Reproduce the listing below in full and without alteration, apart from its pictures.

*MATERIAL SUPPLIED*
════════

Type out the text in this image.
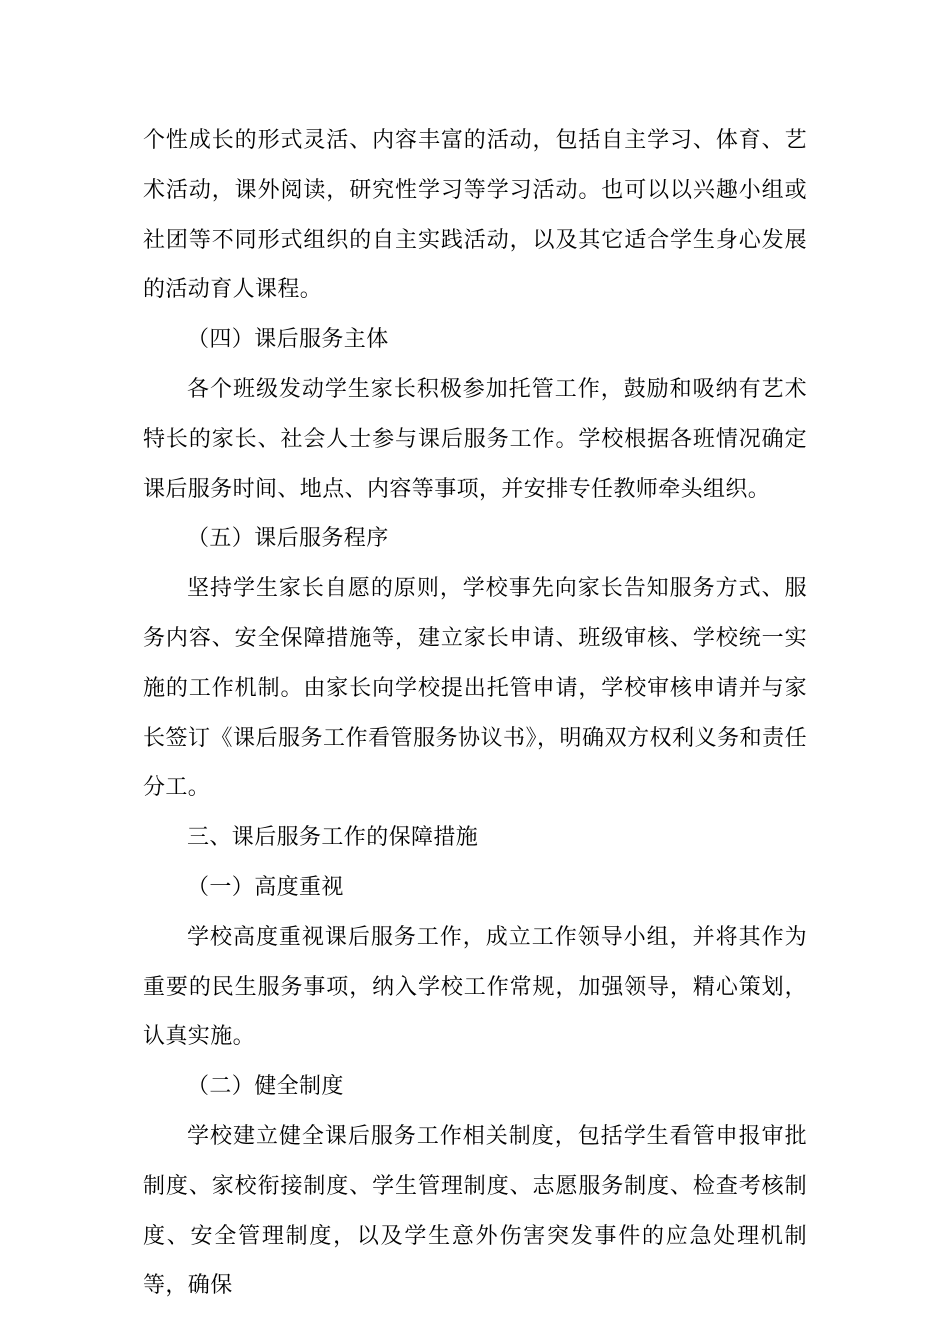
个性成长的形式灵活、内容丰富的活动，包括自主学习、体育、艺术活动，课外阅读，研究性学习等学习活动。也可以以兴趣小组或社团等不同形式组织的自主实践活动，以及其它适合学生身心发展的活动育人课程。

（四）课后服务主体

各个班级发动学生家长积极参加托管工作，鼓励和吸纳有艺术特长的家长、社会人士参与课后服务工作。学校根据各班情况确定课后服务时间、地点、内容等事项，并安排专任教师牵头组织。

（五）课后服务程序

坚持学生家长自愿的原则，学校事先向家长告知服务方式、服务内容、安全保障措施等，建立家长申请、班级审核、学校统一实施的工作机制。由家长向学校提出托管申请，学校审核申请并与家长签订《课后服务工作看管服务协议书》，明确双方权利义务和责任分工。

三、课后服务工作的保障措施

（一）高度重视

学校高度重视课后服务工作，成立工作领导小组，并将其作为重要的民生服务事项，纳入学校工作常规，加强领导，精心策划，认真实施。

（二）健全制度

学校建立健全课后服务工作相关制度，包括学生看管申报审批制度、家校衔接制度、学生管理制度、志愿服务制度、检查考核制度、安全管理制度，以及学生意外伤害突发事件的应急处理机制等，确保
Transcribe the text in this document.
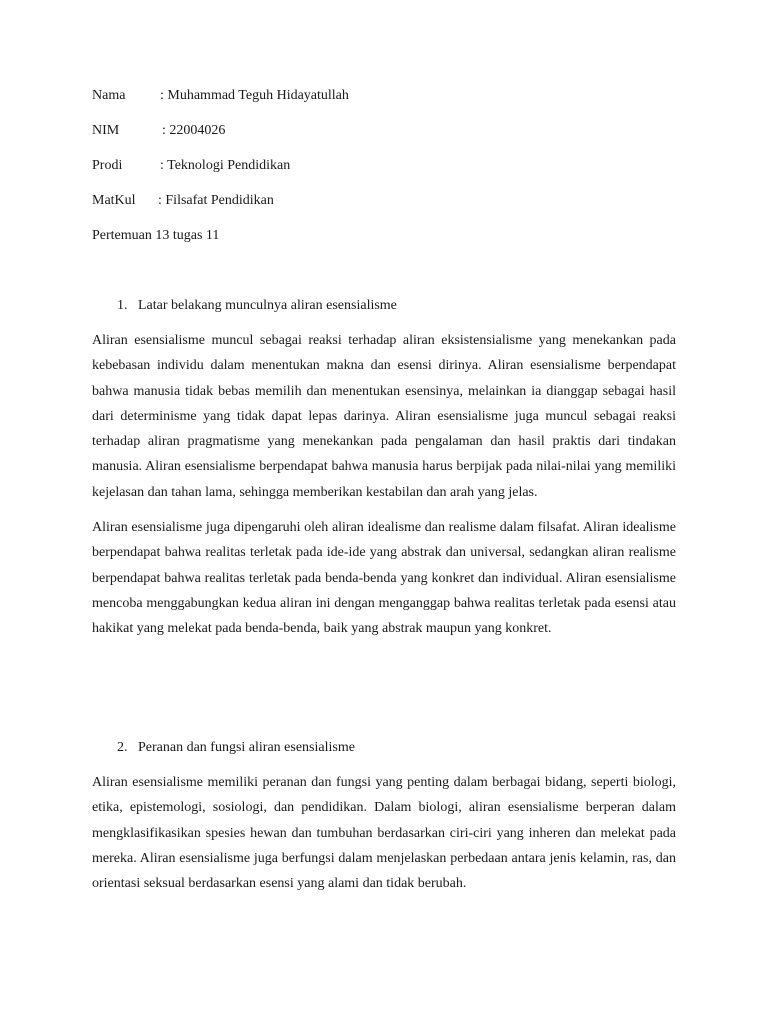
Nama	: Muhammad Teguh Hidayatullah
NIM	: 22004026
Prodi	: Teknologi Pendidikan
MatKul	: Filsafat Pendidikan
Pertemuan 13 tugas 11
1. Latar belakang munculnya aliran esensialisme

Aliran esensialisme muncul sebagai reaksi terhadap aliran eksistensialisme yang menekankan pada kebebasan individu dalam menentukan makna dan esensi dirinya. Aliran esensialisme berpendapat bahwa manusia tidak bebas memilih dan menentukan esensinya, melainkan ia dianggap sebagai hasil dari determinisme yang tidak dapat lepas darinya. Aliran esensialisme juga muncul sebagai reaksi terhadap aliran pragmatisme yang menekankan pada pengalaman dan hasil praktis dari tindakan manusia. Aliran esensialisme berpendapat bahwa manusia harus berpijak pada nilai-nilai yang memiliki kejelasan dan tahan lama, sehingga memberikan kestabilan dan arah yang jelas.

Aliran esensialisme juga dipengaruhi oleh aliran idealisme dan realisme dalam filsafat. Aliran idealisme berpendapat bahwa realitas terletak pada ide-ide yang abstrak dan universal, sedangkan aliran realisme berpendapat bahwa realitas terletak pada benda-benda yang konkret dan individual. Aliran esensialisme mencoba menggabungkan kedua aliran ini dengan menganggap bahwa realitas terletak pada esensi atau hakikat yang melekat pada benda-benda, baik yang abstrak maupun yang konkret.

2. Peranan dan fungsi aliran esensialisme

Aliran esensialisme memiliki peranan dan fungsi yang penting dalam berbagai bidang, seperti biologi, etika, epistemologi, sosiologi, dan pendidikan. Dalam biologi, aliran esensialisme berperan dalam mengklasifikasikan spesies hewan dan tumbuhan berdasarkan ciri-ciri yang inheren dan melekat pada mereka. Aliran esensialisme juga berfungsi dalam menjelaskan perbedaan antara jenis kelamin, ras, dan orientasi seksual berdasarkan esensi yang alami dan tidak berubah.
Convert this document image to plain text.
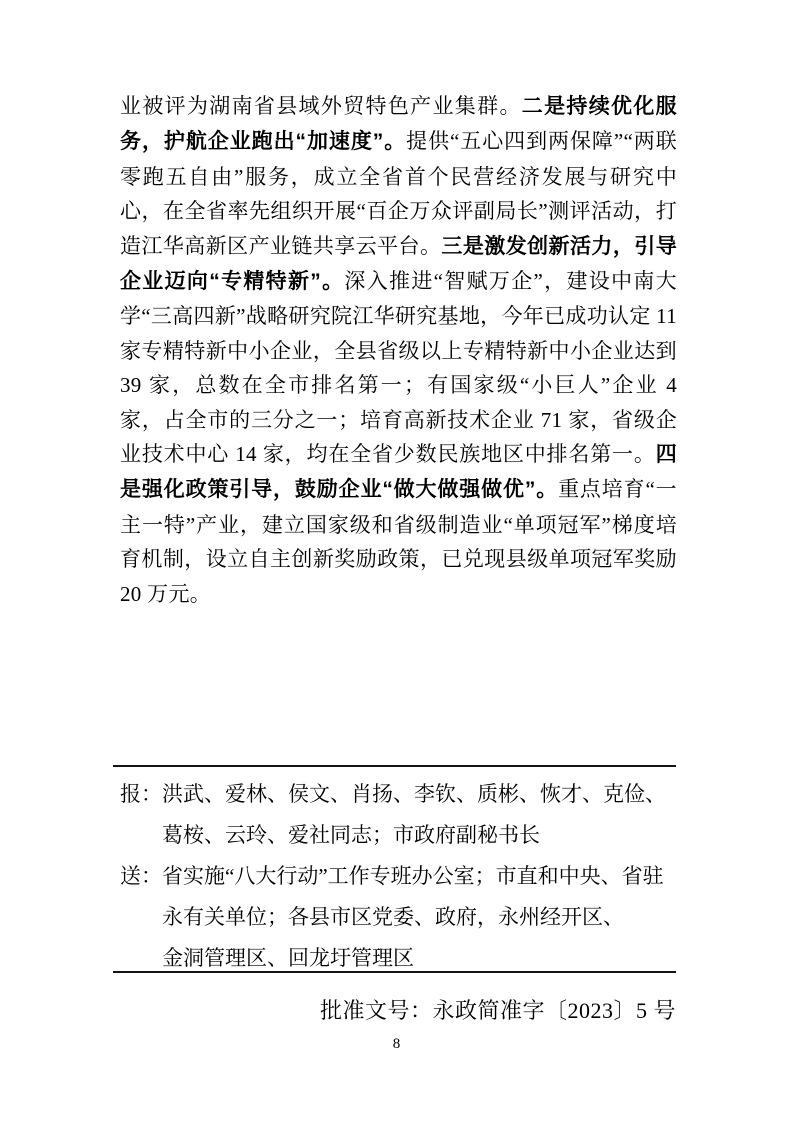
业被评为湖南省县域外贸特色产业集群。二是持续优化服务，护航企业跑出“加速度”。提供“五心四到两保障”“两联零跑五自由”服务，成立全省首个民营经济发展与研究中心，在全省率先组织开展“百企万众评副局长”测评活动，打造江华高新区产业链共享云平台。三是激发创新活力，引导企业迈向“专精特新”。深入推进“智赋万企”，建设中南大学“三高四新”战略研究院江华研究基地，今年已成功认定 11 家专精特新中小企业，全县省级以上专精特新中小企业达到 39 家，总数在全市排名第一；有国家级“小巨人”企业 4 家，占全市的三分之一；培育高新技术企业 71 家，省级企业技术中心 14 家，均在全省少数民族地区中排名第一。四是强化政策引导，鼓励企业“做大做强做优”。重点培育“一主一特”产业，建立国家级和省级制造业“单项冠军”梯度培育机制，设立自主创新奖励政策，已兑现县级单项冠军奖励 20 万元。
报： 洪武、爱林、侯文、肖扬、李钦、质彬、恢才、克俭、
葛桉、云玲、爱社同志；市政府副秘书长
送： 省实施“八大行动”工作专班办公室；市直和中央、省驻
永有关单位；各县市区党委、政府，永州经开区、
金洞管理区、回龙圩管理区
批准文号：永政简准字〔2023〕5 号
8
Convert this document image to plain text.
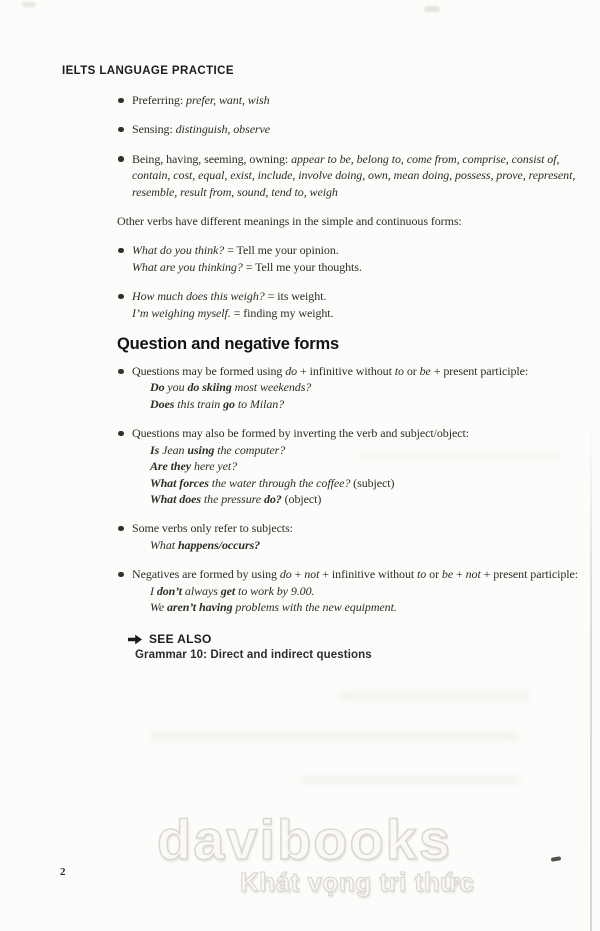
IELTS LANGUAGE PRACTICE
Preferring: prefer, want, wish
Sensing: distinguish, observe
Being, having, seeming, owning: appear to be, belong to, come from, comprise, consist of, contain, cost, equal, exist, include, involve doing, own, mean doing, possess, prove, represent, resemble, result from, sound, tend to, weigh
Other verbs have different meanings in the simple and continuous forms:
What do you think? = Tell me your opinion.
What are you thinking? = Tell me your thoughts.
How much does this weigh? = its weight.
I’m weighing myself. = finding my weight.
Question and negative forms
Questions may be formed using do + infinitive without to or be + present participle:
Do you do skiing most weekends?
Does this train go to Milan?
Questions may also be formed by inverting the verb and subject/object:
Is Jean using the computer?
Are they here yet?
What forces the water through the coffee? (subject)
What does the pressure do? (object)
Some verbs only refer to subjects:
What happens/occurs?
Negatives are formed by using do + not + infinitive without to or be + not + present participle:
I don’t always get to work by 9.00.
We aren’t having problems with the new equipment.
SEE ALSO
Grammar 10: Direct and indirect questions
davibooks
Khát vọng tri thức
2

════════

*WRITTEN ANSWER*
Type out the text in this image.
个性成长的形式灵活、内容丰富的活动，包括自主学习、体育、艺术活动，课外阅读，研究性学习等学习活动。也可以以兴趣小组或社团等不同形式组织的自主实践活动，以及其它适合学生身心发展的活动育人课程。

（四）课后服务主体

各个班级发动学生家长积极参加托管工作，鼓励和吸纳有艺术特长的家长、社会人士参与课后服务工作。学校根据各班情况确定课后服务时间、地点、内容等事项，并安排专任教师牵头组织。

（五）课后服务程序

坚持学生家长自愿的原则，学校事先向家长告知服务方式、服务内容、安全保障措施等，建立家长申请、班级审核、学校统一实施的工作机制。由家长向学校提出托管申请，学校审核申请并与家长签订《课后服务工作看管服务协议书》，明确双方权利义务和责任分工。

三、课后服务工作的保障措施

（一）高度重视

学校高度重视课后服务工作，成立工作领导小组，并将其作为重要的民生服务事项，纳入学校工作常规，加强领导，精心策划，认真实施。

（二）健全制度

学校建立健全课后服务工作相关制度，包括学生看管申报审批制度、家校衔接制度、学生管理制度、志愿服务制度、检查考核制度、安全管理制度，以及学生意外伤害突发事件的应急处理机制等，确保
Transcribe the text in this document.
Nama	: Muhammad Teguh Hidayatullah
NIM	: 22004026
Prodi	: Teknologi Pendidikan
MatKul	: Filsafat Pendidikan
Pertemuan 13 tugas 11
1. Latar belakang munculnya aliran esensialisme

Aliran esensialisme muncul sebagai reaksi terhadap aliran eksistensialisme yang menekankan pada kebebasan individu dalam menentukan makna dan esensi dirinya. Aliran esensialisme berpendapat bahwa manusia tidak bebas memilih dan menentukan esensinya, melainkan ia dianggap sebagai hasil dari determinisme yang tidak dapat lepas darinya. Aliran esensialisme juga muncul sebagai reaksi terhadap aliran pragmatisme yang menekankan pada pengalaman dan hasil praktis dari tindakan manusia. Aliran esensialisme berpendapat bahwa manusia harus berpijak pada nilai-nilai yang memiliki kejelasan dan tahan lama, sehingga memberikan kestabilan dan arah yang jelas.

Aliran esensialisme juga dipengaruhi oleh aliran idealisme dan realisme dalam filsafat. Aliran idealisme berpendapat bahwa realitas terletak pada ide-ide yang abstrak dan universal, sedangkan aliran realisme berpendapat bahwa realitas terletak pada benda-benda yang konkret dan individual. Aliran esensialisme mencoba menggabungkan kedua aliran ini dengan menganggap bahwa realitas terletak pada esensi atau hakikat yang melekat pada benda-benda, baik yang abstrak maupun yang konkret.

2. Peranan dan fungsi aliran esensialisme

Aliran esensialisme memiliki peranan dan fungsi yang penting dalam berbagai bidang, seperti biologi, etika, epistemologi, sosiologi, dan pendidikan. Dalam biologi, aliran esensialisme berperan dalam mengklasifikasikan spesies hewan dan tumbuhan berdasarkan ciri-ciri yang inheren dan melekat pada mereka. Aliran esensialisme juga berfungsi dalam menjelaskan perbedaan antara jenis kelamin, ras, dan orientasi seksual berdasarkan esensi yang alami dan tidak berubah.
Convert this document image to plain text.
业被评为湖南省县域外贸特色产业集群。二是持续优化服务，护航企业跑出“加速度”。提供“五心四到两保障”“两联零跑五自由”服务，成立全省首个民营经济发展与研究中心，在全省率先组织开展“百企万众评副局长”测评活动，打造江华高新区产业链共享云平台。三是激发创新活力，引导企业迈向“专精特新”。深入推进“智赋万企”，建设中南大学“三高四新”战略研究院江华研究基地，今年已成功认定 11 家专精特新中小企业，全县省级以上专精特新中小企业达到 39 家，总数在全市排名第一；有国家级“小巨人”企业 4 家，占全市的三分之一；培育高新技术企业 71 家，省级企业技术中心 14 家，均在全省少数民族地区中排名第一。四是强化政策引导，鼓励企业“做大做强做优”。重点培育“一主一特”产业，建立国家级和省级制造业“单项冠军”梯度培育机制，设立自主创新奖励政策，已兑现县级单项冠军奖励 20 万元。
报： 洪武、爱林、侯文、肖扬、李钦、质彬、恢才、克俭、
葛桉、云玲、爱社同志；市政府副秘书长
送： 省实施“八大行动”工作专班办公室；市直和中央、省驻
永有关单位；各县市区党委、政府，永州经开区、
金洞管理区、回龙圩管理区
批准文号：永政简准字〔2023〕5 号
8
Convert this document image to plain text.
IELTS LANGUAGE PRACTICE
Preferring: prefer, want, wish
Sensing: distinguish, observe
Being, having, seeming, owning: appear to be, belong to, come from, comprise, consist of, contain, cost, equal, exist, include, involve doing, own, mean doing, possess, prove, represent, resemble, result from, sound, tend to, weigh
Other verbs have different meanings in the simple and continuous forms:
What do you think? = Tell me your opinion.
What are you thinking? = Tell me your thoughts.
How much does this weigh? = its weight.
I’m weighing myself. = finding my weight.
Question and negative forms
Questions may be formed using do + infinitive without to or be + present participle:
Do you do skiing most weekends?
Does this train go to Milan?
Questions may also be formed by inverting the verb and subject/object:
Is Jean using the computer?
Are they here yet?
What forces the water through the coffee? (subject)
What does the pressure do? (object)
Some verbs only refer to subjects:
What happens/occurs?
Negatives are formed by using do + not + infinitive without to or be + not + present participle:
I don’t always get to work by 9.00.
We aren’t having problems with the new equipment.
SEE ALSO
Grammar 10: Direct and indirect questions
davibooks
Khát vọng tri thức
2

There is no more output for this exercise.